(Collected data)
————
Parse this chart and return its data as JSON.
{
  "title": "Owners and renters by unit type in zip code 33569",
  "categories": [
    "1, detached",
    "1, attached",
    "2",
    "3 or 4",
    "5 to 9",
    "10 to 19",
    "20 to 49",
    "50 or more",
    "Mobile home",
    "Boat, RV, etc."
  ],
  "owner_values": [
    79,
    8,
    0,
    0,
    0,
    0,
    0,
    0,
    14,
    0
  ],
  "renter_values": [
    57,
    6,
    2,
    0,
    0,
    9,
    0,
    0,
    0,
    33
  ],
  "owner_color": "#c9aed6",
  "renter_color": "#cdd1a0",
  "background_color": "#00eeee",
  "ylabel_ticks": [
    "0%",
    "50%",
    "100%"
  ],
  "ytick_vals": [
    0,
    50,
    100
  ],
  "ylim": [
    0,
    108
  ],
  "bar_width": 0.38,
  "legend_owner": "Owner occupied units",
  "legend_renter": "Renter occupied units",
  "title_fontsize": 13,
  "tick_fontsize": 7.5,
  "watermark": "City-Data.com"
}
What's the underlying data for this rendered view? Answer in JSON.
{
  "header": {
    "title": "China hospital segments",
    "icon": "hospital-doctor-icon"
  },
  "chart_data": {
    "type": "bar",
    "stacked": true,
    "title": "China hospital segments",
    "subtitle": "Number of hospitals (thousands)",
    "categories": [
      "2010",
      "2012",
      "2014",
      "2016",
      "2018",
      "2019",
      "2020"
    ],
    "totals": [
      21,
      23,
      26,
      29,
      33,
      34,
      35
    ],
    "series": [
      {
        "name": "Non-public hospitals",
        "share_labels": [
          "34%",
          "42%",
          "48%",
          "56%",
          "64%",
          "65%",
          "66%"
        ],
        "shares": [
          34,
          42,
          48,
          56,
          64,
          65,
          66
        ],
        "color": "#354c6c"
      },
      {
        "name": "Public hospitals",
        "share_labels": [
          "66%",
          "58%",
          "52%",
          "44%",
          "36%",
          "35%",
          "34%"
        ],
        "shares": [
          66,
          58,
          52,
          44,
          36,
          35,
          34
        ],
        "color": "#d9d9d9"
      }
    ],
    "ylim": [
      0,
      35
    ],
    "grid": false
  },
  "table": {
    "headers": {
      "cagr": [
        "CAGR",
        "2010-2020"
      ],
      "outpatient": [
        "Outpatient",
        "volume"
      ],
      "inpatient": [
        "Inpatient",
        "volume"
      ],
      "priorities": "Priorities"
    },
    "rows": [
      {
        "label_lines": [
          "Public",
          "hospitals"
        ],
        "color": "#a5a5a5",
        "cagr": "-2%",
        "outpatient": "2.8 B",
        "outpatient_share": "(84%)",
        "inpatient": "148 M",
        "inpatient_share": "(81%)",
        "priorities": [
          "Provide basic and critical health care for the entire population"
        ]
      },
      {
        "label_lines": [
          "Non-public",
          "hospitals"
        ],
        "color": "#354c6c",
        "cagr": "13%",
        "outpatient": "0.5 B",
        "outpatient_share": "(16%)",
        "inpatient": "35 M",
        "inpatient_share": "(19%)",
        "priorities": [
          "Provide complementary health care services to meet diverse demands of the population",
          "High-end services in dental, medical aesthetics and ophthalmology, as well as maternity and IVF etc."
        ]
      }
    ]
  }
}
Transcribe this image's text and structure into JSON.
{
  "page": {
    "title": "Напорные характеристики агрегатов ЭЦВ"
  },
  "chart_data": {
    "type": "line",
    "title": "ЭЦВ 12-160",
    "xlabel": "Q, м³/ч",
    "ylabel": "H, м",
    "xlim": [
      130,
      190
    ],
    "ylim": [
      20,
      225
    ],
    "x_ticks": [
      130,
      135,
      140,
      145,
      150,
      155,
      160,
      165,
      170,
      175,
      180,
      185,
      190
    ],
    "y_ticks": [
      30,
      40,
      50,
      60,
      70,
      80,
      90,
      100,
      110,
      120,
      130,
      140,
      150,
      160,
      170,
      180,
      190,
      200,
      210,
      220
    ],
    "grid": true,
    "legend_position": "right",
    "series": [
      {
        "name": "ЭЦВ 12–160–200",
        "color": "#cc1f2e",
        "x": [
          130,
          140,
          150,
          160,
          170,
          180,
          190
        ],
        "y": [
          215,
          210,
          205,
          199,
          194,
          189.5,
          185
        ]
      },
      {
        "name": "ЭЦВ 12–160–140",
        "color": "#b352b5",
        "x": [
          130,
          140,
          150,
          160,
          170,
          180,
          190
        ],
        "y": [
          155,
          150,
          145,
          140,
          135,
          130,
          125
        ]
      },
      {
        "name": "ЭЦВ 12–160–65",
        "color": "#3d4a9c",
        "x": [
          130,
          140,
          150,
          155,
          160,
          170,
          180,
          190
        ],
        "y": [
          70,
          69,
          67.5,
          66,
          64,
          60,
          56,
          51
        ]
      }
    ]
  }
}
————
DESCRIPTION OF THE TASK => Write out every record verbatim.

WRITTEN REPLY =>
Parse this chart and return its data as JSON.
{
  "title": "Owners and renters by unit type in zip code 33569",
  "categories": [
    "1, detached",
    "1, attached",
    "2",
    "3 or 4",
    "5 to 9",
    "10 to 19",
    "20 to 49",
    "50 or more",
    "Mobile home",
    "Boat, RV, etc."
  ],
  "owner_values": [
    79,
    8,
    0,
    0,
    0,
    0,
    0,
    0,
    14,
    0
  ],
  "renter_values": [
    57,
    6,
    2,
    0,
    0,
    9,
    0,
    0,
    0,
    33
  ],
  "owner_color": "#c9aed6",
  "renter_color": "#cdd1a0",
  "background_color": "#00eeee",
  "ylabel_ticks": [
    "0%",
    "50%",
    "100%"
  ],
  "ytick_vals": [
    0,
    50,
    100
  ],
  "ylim": [
    0,
    108
  ],
  "bar_width": 0.38,
  "legend_owner": "Owner occupied units",
  "legend_renter": "Renter occupied units",
  "title_fontsize": 13,
  "tick_fontsize": 7.5,
  "watermark": "City-Data.com"
}
What's the underlying data for this rendered view? Answer in JSON.
{
  "header": {
    "title": "China hospital segments",
    "icon": "hospital-doctor-icon"
  },
  "chart_data": {
    "type": "bar",
    "stacked": true,
    "title": "China hospital segments",
    "subtitle": "Number of hospitals (thousands)",
    "categories": [
      "2010",
      "2012",
      "2014",
      "2016",
      "2018",
      "2019",
      "2020"
    ],
    "totals": [
      21,
      23,
      26,
      29,
      33,
      34,
      35
    ],
    "series": [
      {
        "name": "Non-public hospitals",
        "share_labels": [
          "34%",
          "42%",
          "48%",
          "56%",
          "64%",
          "65%",
          "66%"
        ],
        "shares": [
          34,
          42,
          48,
          56,
          64,
          65,
          66
        ],
        "color": "#354c6c"
      },
      {
        "name": "Public hospitals",
        "share_labels": [
          "66%",
          "58%",
          "52%",
          "44%",
          "36%",
          "35%",
          "34%"
        ],
        "shares": [
          66,
          58,
          52,
          44,
          36,
          35,
          34
        ],
        "color": "#d9d9d9"
      }
    ],
    "ylim": [
      0,
      35
    ],
    "grid": false
  },
  "table": {
    "headers": {
      "cagr": [
        "CAGR",
        "2010-2020"
      ],
      "outpatient": [
        "Outpatient",
        "volume"
      ],
      "inpatient": [
        "Inpatient",
        "volume"
      ],
      "priorities": "Priorities"
    },
    "rows": [
      {
        "label_lines": [
          "Public",
          "hospitals"
        ],
        "color": "#a5a5a5",
        "cagr": "-2%",
        "outpatient": "2.8 B",
        "outpatient_share": "(84%)",
        "inpatient": "148 M",
        "inpatient_share": "(81%)",
        "priorities": [
          "Provide basic and critical health care for the entire population"
        ]
      },
      {
        "label_lines": [
          "Non-public",
          "hospitals"
        ],
        "color": "#354c6c",
        "cagr": "13%",
        "outpatient": "0.5 B",
        "outpatient_share": "(16%)",
        "inpatient": "35 M",
        "inpatient_share": "(19%)",
        "priorities": [
          "Provide complementary health care services to meet diverse demands of the population",
          "High-end services in dental, medical aesthetics and ophthalmology, as well as maternity and IVF etc."
        ]
      }
    ]
  }
}
Transcribe this image's text and structure into JSON.
{
  "page": {
    "title": "Напорные характеристики агрегатов ЭЦВ"
  },
  "chart_data": {
    "type": "line",
    "title": "ЭЦВ 12-160",
    "xlabel": "Q, м³/ч",
    "ylabel": "H, м",
    "xlim": [
      130,
      190
    ],
    "ylim": [
      20,
      225
    ],
    "x_ticks": [
      130,
      135,
      140,
      145,
      150,
      155,
      160,
      165,
      170,
      175,
      180,
      185,
      190
    ],
    "y_ticks": [
      30,
      40,
      50,
      60,
      70,
      80,
      90,
      100,
      110,
      120,
      130,
      140,
      150,
      160,
      170,
      180,
      190,
      200,
      210,
      220
    ],
    "grid": true,
    "legend_position": "right",
    "series": [
      {
        "name": "ЭЦВ 12–160–200",
        "color": "#cc1f2e",
        "x": [
          130,
          140,
          150,
          160,
          170,
          180,
          190
        ],
        "y": [
          215,
          210,
          205,
          199,
          194,
          189.5,
          185
        ]
      },
      {
        "name": "ЭЦВ 12–160–140",
        "color": "#b352b5",
        "x": [
          130,
          140,
          150,
          160,
          170,
          180,
          190
        ],
        "y": [
          155,
          150,
          145,
          140,
          135,
          130,
          125
        ]
      },
      {
        "name": "ЭЦВ 12–160–65",
        "color": "#3d4a9c",
        "x": [
          130,
          140,
          150,
          155,
          160,
          170,
          180,
          190
        ],
        "y": [
          70,
          69,
          67.5,
          66,
          64,
          60,
          56,
          51
        ]
      }
    ]
  }
}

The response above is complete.